[Saved data entries]

▽

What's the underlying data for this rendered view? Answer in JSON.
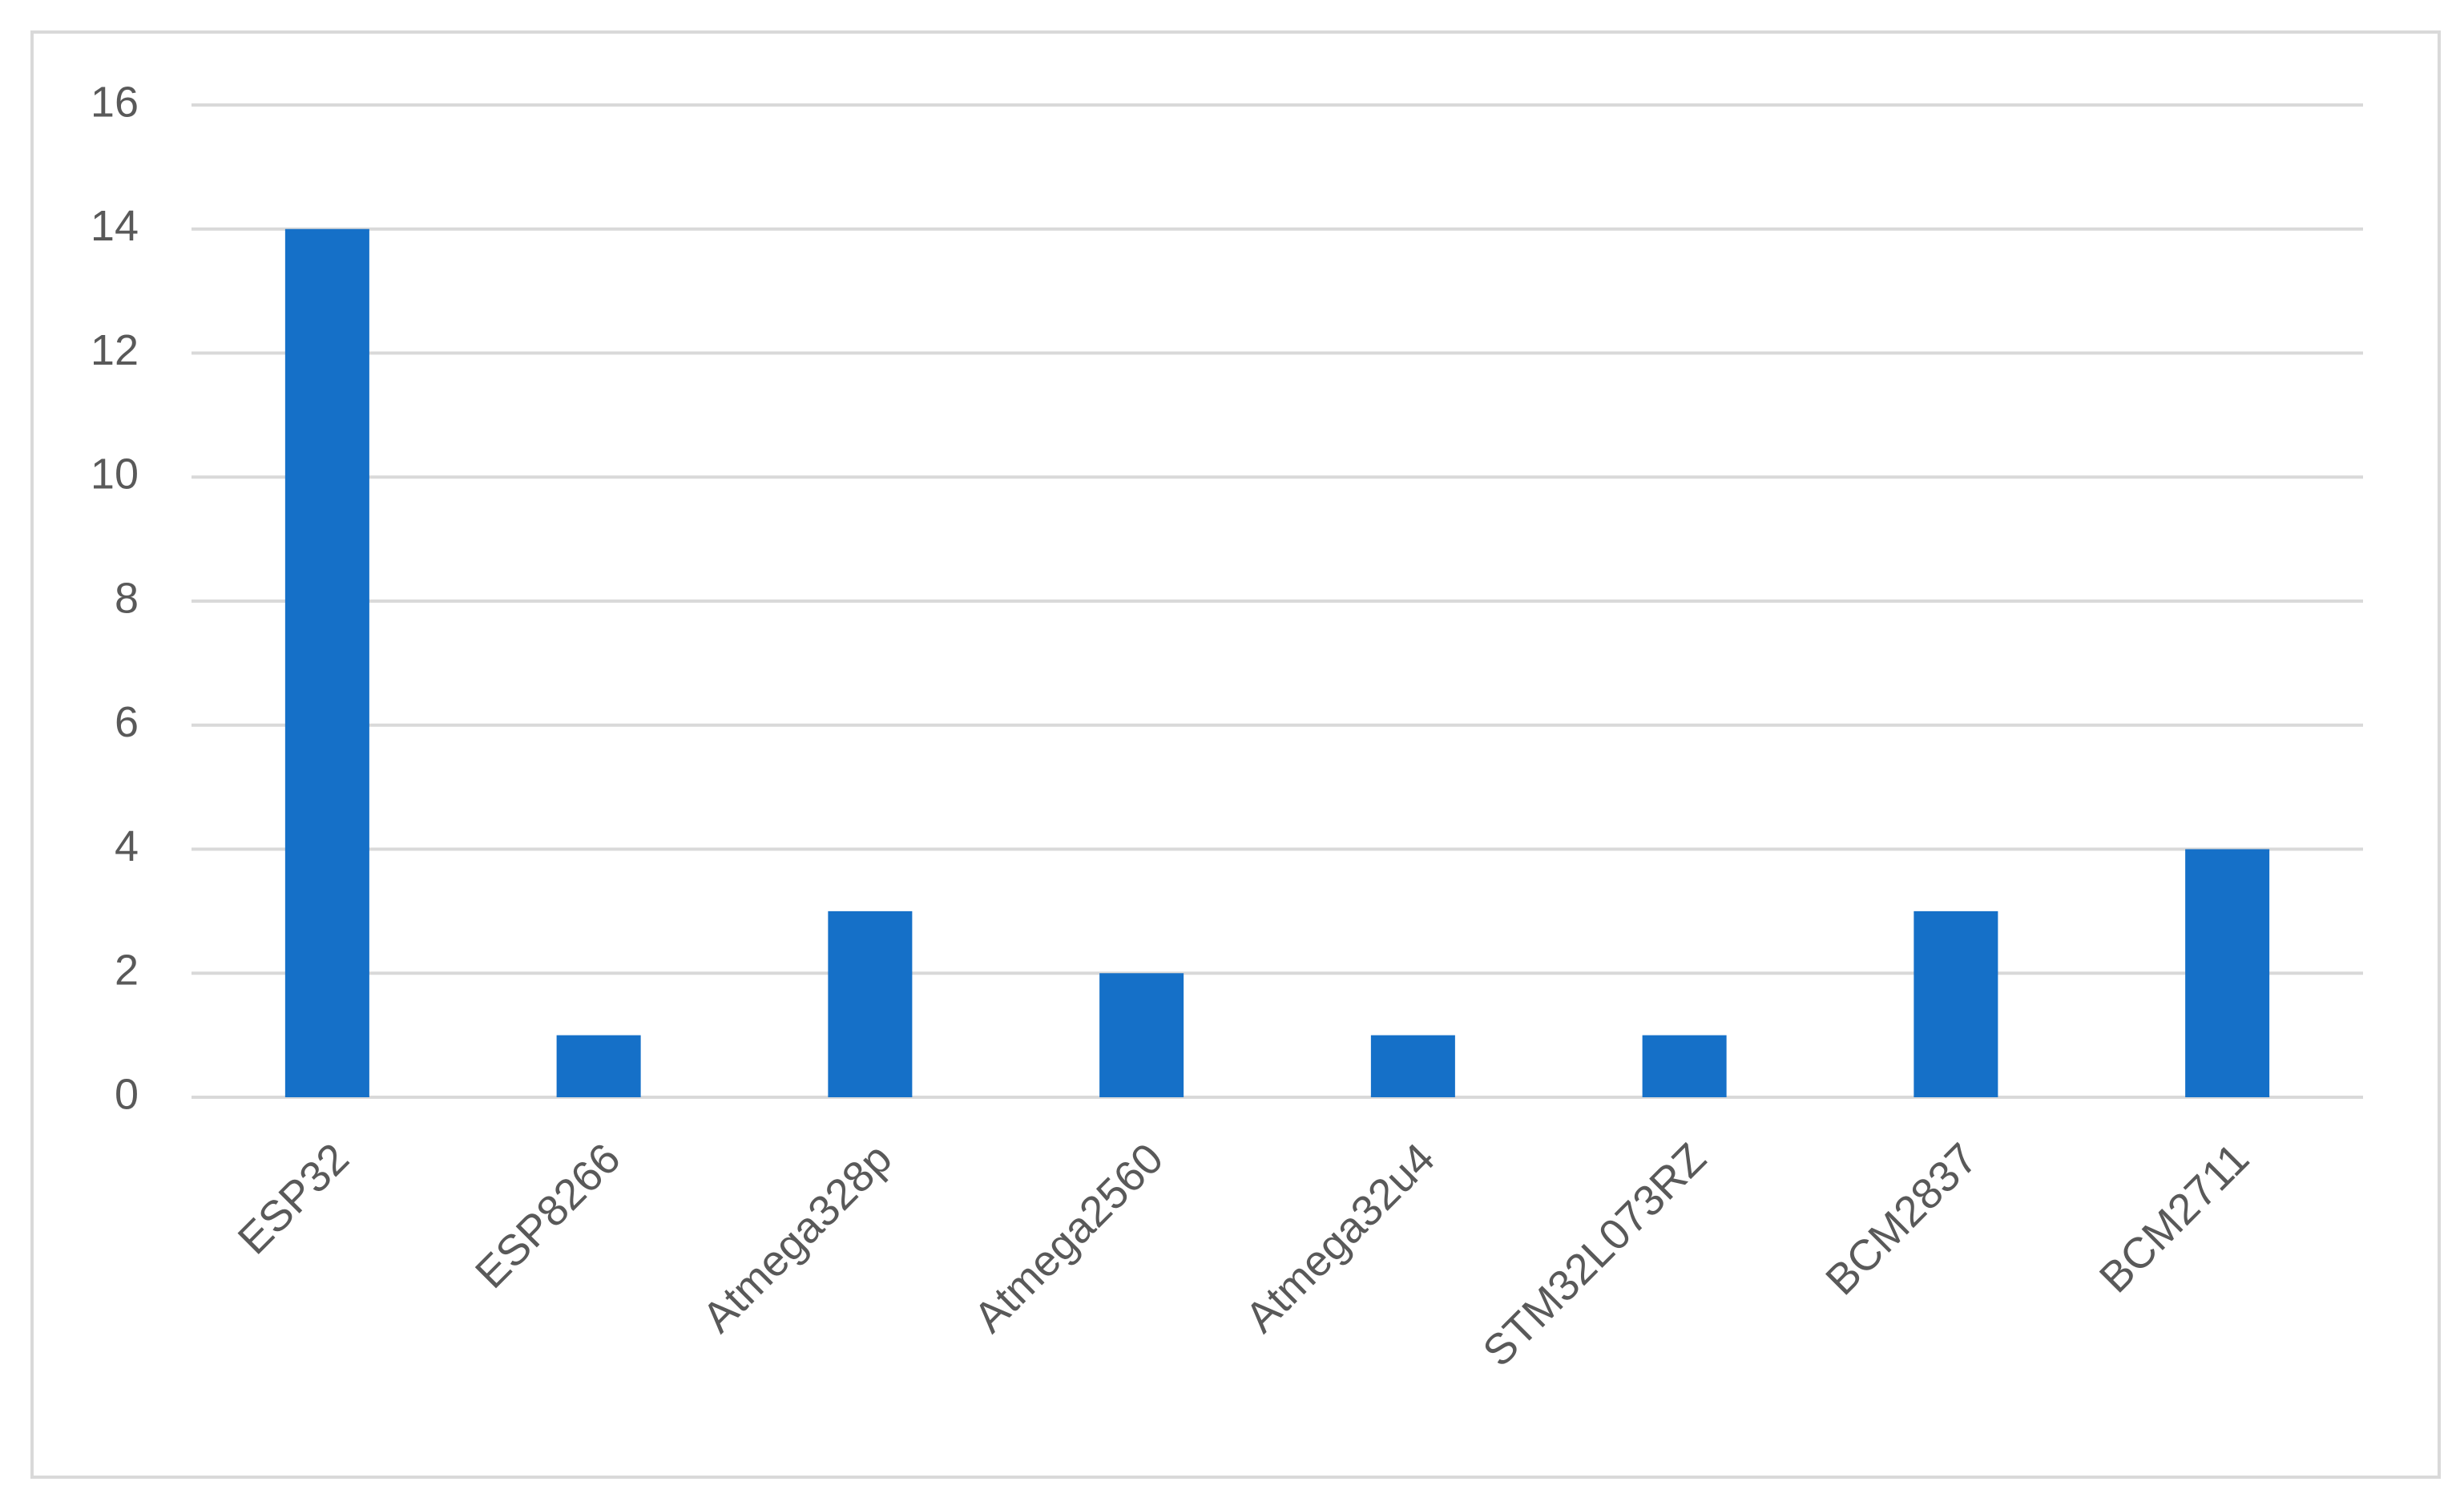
{
  "chart_data": {
    "type": "bar",
    "categories": [
      "ESP32",
      "ESP8266",
      "Atmega328p",
      "Atmega2560",
      "Atmega32u4",
      "STM32L073RZ",
      "BCM2837",
      "BCM2711"
    ],
    "values": [
      14,
      1,
      3,
      2,
      1,
      1,
      3,
      4
    ],
    "color": "#1570c8",
    "ylim": [
      0,
      16
    ],
    "yticks": [
      0,
      2,
      4,
      6,
      8,
      10,
      12,
      14,
      16
    ],
    "grid": true
  }
}
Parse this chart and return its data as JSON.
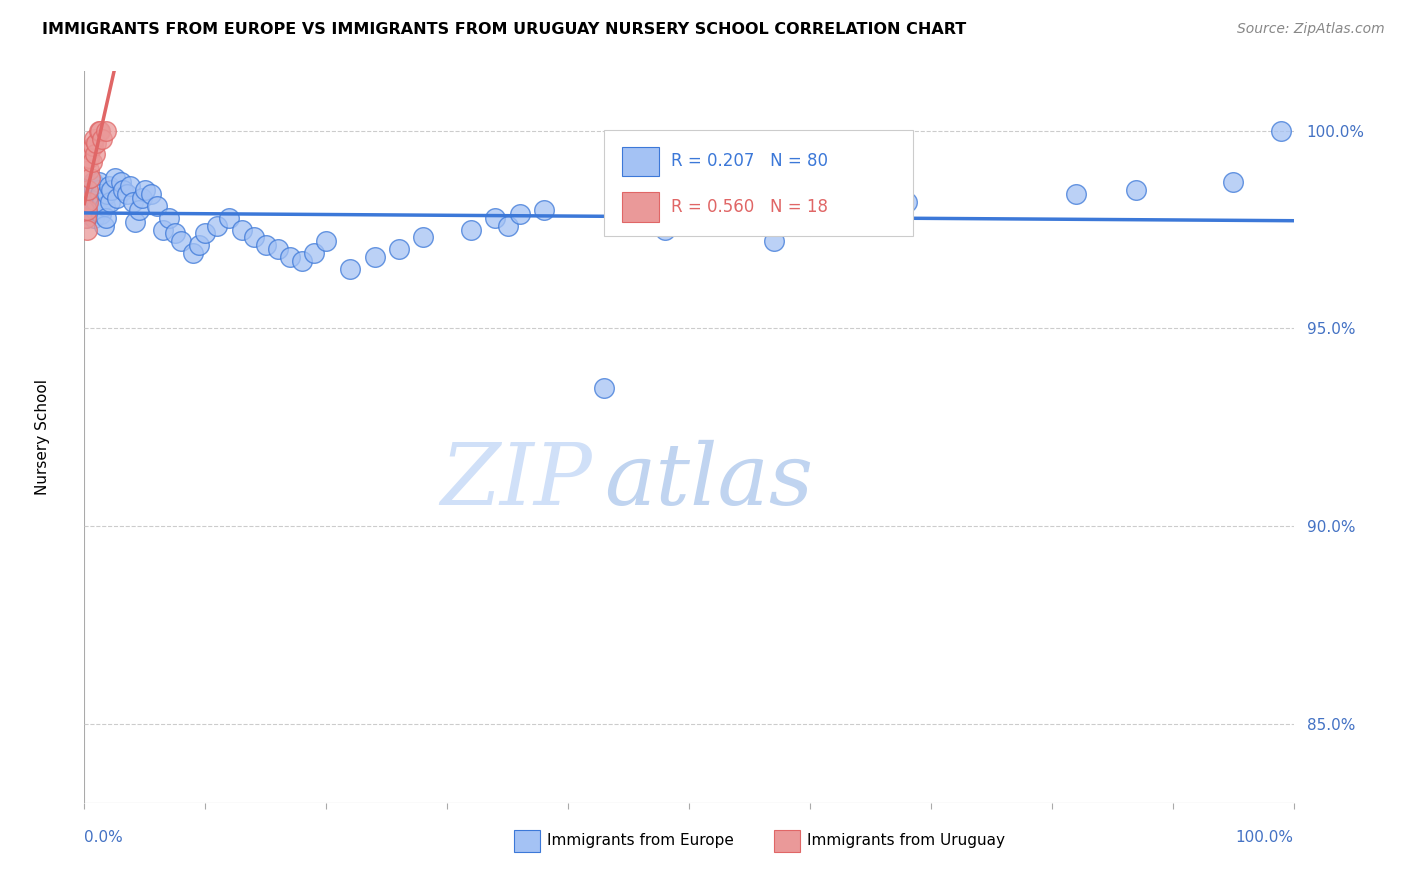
{
  "title": "IMMIGRANTS FROM EUROPE VS IMMIGRANTS FROM URUGUAY NURSERY SCHOOL CORRELATION CHART",
  "source": "Source: ZipAtlas.com",
  "ylabel": "Nursery School",
  "xlim": [
    0.0,
    1.0
  ],
  "ylim": [
    83.0,
    101.5
  ],
  "yticks": [
    85.0,
    90.0,
    95.0,
    100.0
  ],
  "legend_europe": "Immigrants from Europe",
  "legend_uruguay": "Immigrants from Uruguay",
  "R_europe": 0.207,
  "N_europe": 80,
  "R_uruguay": 0.56,
  "N_uruguay": 18,
  "blue_scatter": "#a4c2f4",
  "blue_edge": "#3c78d8",
  "pink_scatter": "#ea9999",
  "pink_edge": "#e06666",
  "blue_line": "#3c78d8",
  "pink_line": "#e06666",
  "axis_color": "#4472c4",
  "grid_color": "#cccccc",
  "watermark_zip": "#d0e0f8",
  "watermark_atlas": "#c0d4f0",
  "europe_x": [
    0.001,
    0.002,
    0.003,
    0.003,
    0.004,
    0.004,
    0.005,
    0.005,
    0.006,
    0.007,
    0.007,
    0.008,
    0.008,
    0.009,
    0.009,
    0.01,
    0.01,
    0.011,
    0.012,
    0.012,
    0.013,
    0.014,
    0.015,
    0.016,
    0.017,
    0.018,
    0.019,
    0.02,
    0.021,
    0.022,
    0.025,
    0.027,
    0.03,
    0.032,
    0.035,
    0.038,
    0.04,
    0.042,
    0.045,
    0.048,
    0.05,
    0.055,
    0.06,
    0.065,
    0.07,
    0.075,
    0.08,
    0.09,
    0.095,
    0.1,
    0.11,
    0.12,
    0.13,
    0.14,
    0.15,
    0.16,
    0.17,
    0.18,
    0.19,
    0.2,
    0.22,
    0.24,
    0.26,
    0.28,
    0.32,
    0.34,
    0.35,
    0.36,
    0.38,
    0.43,
    0.45,
    0.48,
    0.57,
    0.6,
    0.64,
    0.68,
    0.82,
    0.87,
    0.95,
    0.99
  ],
  "europe_y": [
    97.8,
    98.2,
    98.5,
    97.9,
    98.4,
    98.0,
    98.6,
    98.1,
    98.3,
    98.7,
    98.2,
    98.5,
    97.8,
    98.4,
    98.0,
    98.6,
    98.2,
    98.5,
    98.3,
    98.7,
    98.4,
    97.9,
    98.2,
    97.6,
    98.1,
    97.8,
    98.4,
    98.6,
    98.2,
    98.5,
    98.8,
    98.3,
    98.7,
    98.5,
    98.4,
    98.6,
    98.2,
    97.7,
    98.0,
    98.3,
    98.5,
    98.4,
    98.1,
    97.5,
    97.8,
    97.4,
    97.2,
    96.9,
    97.1,
    97.4,
    97.6,
    97.8,
    97.5,
    97.3,
    97.1,
    97.0,
    96.8,
    96.7,
    96.9,
    97.2,
    96.5,
    96.8,
    97.0,
    97.3,
    97.5,
    97.8,
    97.6,
    97.9,
    98.0,
    93.5,
    97.8,
    97.5,
    97.2,
    97.6,
    98.0,
    98.2,
    98.4,
    98.5,
    98.7,
    100.0
  ],
  "uruguay_x": [
    0.001,
    0.002,
    0.002,
    0.003,
    0.003,
    0.004,
    0.004,
    0.005,
    0.005,
    0.006,
    0.007,
    0.008,
    0.009,
    0.01,
    0.012,
    0.013,
    0.015,
    0.018
  ],
  "uruguay_y": [
    97.8,
    97.5,
    98.0,
    98.2,
    98.5,
    99.0,
    99.3,
    98.8,
    99.5,
    99.2,
    99.6,
    99.8,
    99.4,
    99.7,
    100.0,
    100.0,
    99.8,
    100.0
  ]
}
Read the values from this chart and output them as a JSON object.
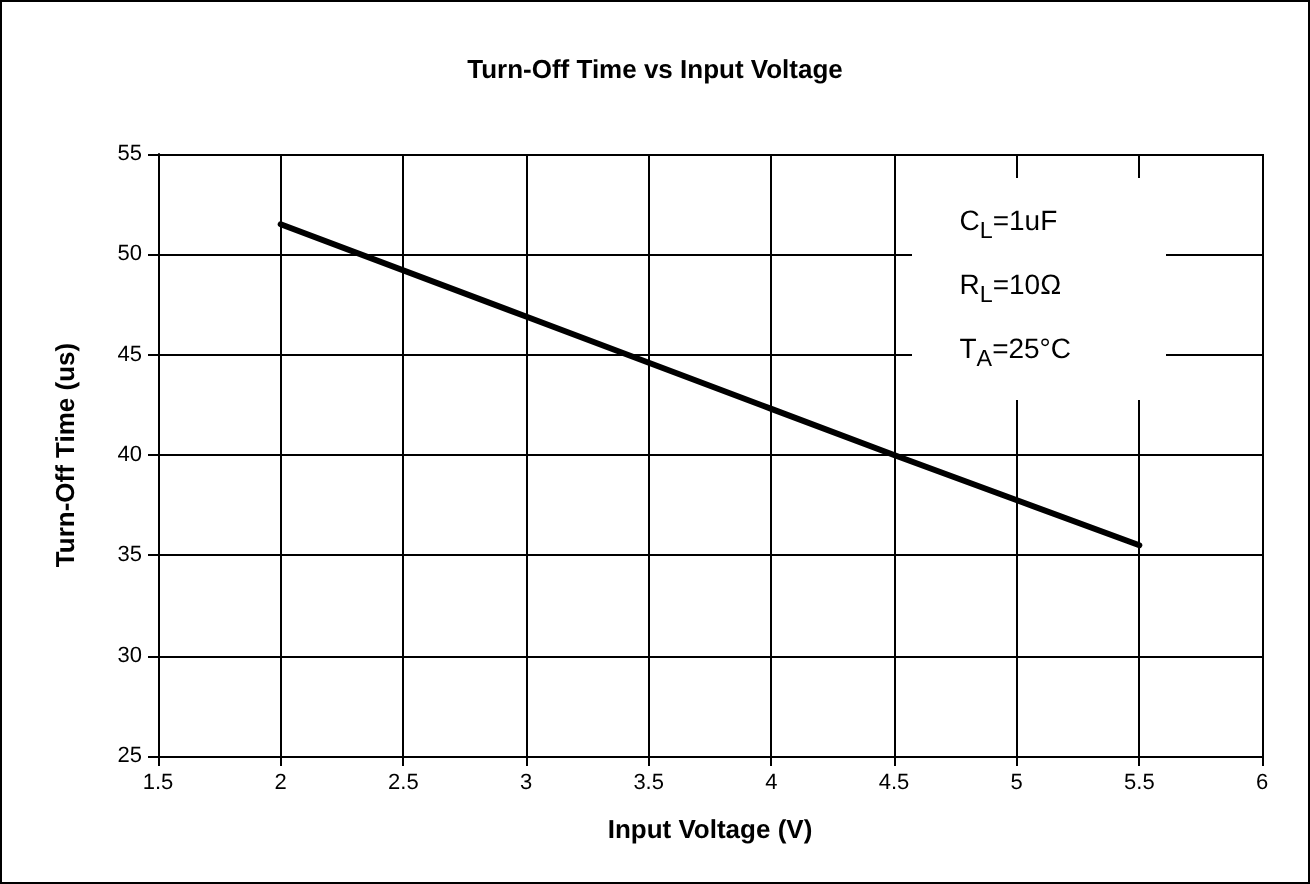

△

### Task description
Go through the entries above and output them exactly, without pictures.

### Worked solution
What's the underlying data for this rendered view? Answer in JSON.
{
  "chart_data": {
    "type": "bar",
    "categories": [
      "ESP32",
      "ESP8266",
      "Atmega328p",
      "Atmega2560",
      "Atmega32u4",
      "STM32L073RZ",
      "BCM2837",
      "BCM2711"
    ],
    "values": [
      14,
      1,
      3,
      2,
      1,
      1,
      3,
      4
    ],
    "color": "#1570c8",
    "ylim": [
      0,
      16
    ],
    "yticks": [
      0,
      2,
      4,
      6,
      8,
      10,
      12,
      14,
      16
    ],
    "grid": true
  }
}
Parse this chart and return its data as JSON.
{
  "title": "IMMIGRANTS FROM EUROPE VS IMMIGRANTS FROM URUGUAY NURSERY SCHOOL CORRELATION CHART",
  "source": "Source: ZipAtlas.com",
  "ylabel": "Nursery School",
  "xlim": [
    0.0,
    1.0
  ],
  "ylim": [
    83.0,
    101.5
  ],
  "yticks": [
    85.0,
    90.0,
    95.0,
    100.0
  ],
  "legend_europe": "Immigrants from Europe",
  "legend_uruguay": "Immigrants from Uruguay",
  "R_europe": 0.207,
  "N_europe": 80,
  "R_uruguay": 0.56,
  "N_uruguay": 18,
  "blue_scatter": "#a4c2f4",
  "blue_edge": "#3c78d8",
  "pink_scatter": "#ea9999",
  "pink_edge": "#e06666",
  "blue_line": "#3c78d8",
  "pink_line": "#e06666",
  "axis_color": "#4472c4",
  "grid_color": "#cccccc",
  "watermark_zip": "#d0e0f8",
  "watermark_atlas": "#c0d4f0",
  "europe_x": [
    0.001,
    0.002,
    0.003,
    0.003,
    0.004,
    0.004,
    0.005,
    0.005,
    0.006,
    0.007,
    0.007,
    0.008,
    0.008,
    0.009,
    0.009,
    0.01,
    0.01,
    0.011,
    0.012,
    0.012,
    0.013,
    0.014,
    0.015,
    0.016,
    0.017,
    0.018,
    0.019,
    0.02,
    0.021,
    0.022,
    0.025,
    0.027,
    0.03,
    0.032,
    0.035,
    0.038,
    0.04,
    0.042,
    0.045,
    0.048,
    0.05,
    0.055,
    0.06,
    0.065,
    0.07,
    0.075,
    0.08,
    0.09,
    0.095,
    0.1,
    0.11,
    0.12,
    0.13,
    0.14,
    0.15,
    0.16,
    0.17,
    0.18,
    0.19,
    0.2,
    0.22,
    0.24,
    0.26,
    0.28,
    0.32,
    0.34,
    0.35,
    0.36,
    0.38,
    0.43,
    0.45,
    0.48,
    0.57,
    0.6,
    0.64,
    0.68,
    0.82,
    0.87,
    0.95,
    0.99
  ],
  "europe_y": [
    97.8,
    98.2,
    98.5,
    97.9,
    98.4,
    98.0,
    98.6,
    98.1,
    98.3,
    98.7,
    98.2,
    98.5,
    97.8,
    98.4,
    98.0,
    98.6,
    98.2,
    98.5,
    98.3,
    98.7,
    98.4,
    97.9,
    98.2,
    97.6,
    98.1,
    97.8,
    98.4,
    98.6,
    98.2,
    98.5,
    98.8,
    98.3,
    98.7,
    98.5,
    98.4,
    98.6,
    98.2,
    97.7,
    98.0,
    98.3,
    98.5,
    98.4,
    98.1,
    97.5,
    97.8,
    97.4,
    97.2,
    96.9,
    97.1,
    97.4,
    97.6,
    97.8,
    97.5,
    97.3,
    97.1,
    97.0,
    96.8,
    96.7,
    96.9,
    97.2,
    96.5,
    96.8,
    97.0,
    97.3,
    97.5,
    97.8,
    97.6,
    97.9,
    98.0,
    93.5,
    97.8,
    97.5,
    97.2,
    97.6,
    98.0,
    98.2,
    98.4,
    98.5,
    98.7,
    100.0
  ],
  "uruguay_x": [
    0.001,
    0.002,
    0.002,
    0.003,
    0.003,
    0.004,
    0.004,
    0.005,
    0.005,
    0.006,
    0.007,
    0.008,
    0.009,
    0.01,
    0.012,
    0.013,
    0.015,
    0.018
  ],
  "uruguay_y": [
    97.8,
    97.5,
    98.0,
    98.2,
    98.5,
    99.0,
    99.3,
    98.8,
    99.5,
    99.2,
    99.6,
    99.8,
    99.4,
    99.7,
    100.0,
    100.0,
    99.8,
    100.0
  ]
}
Read the values from this chart and output them as a JSON object.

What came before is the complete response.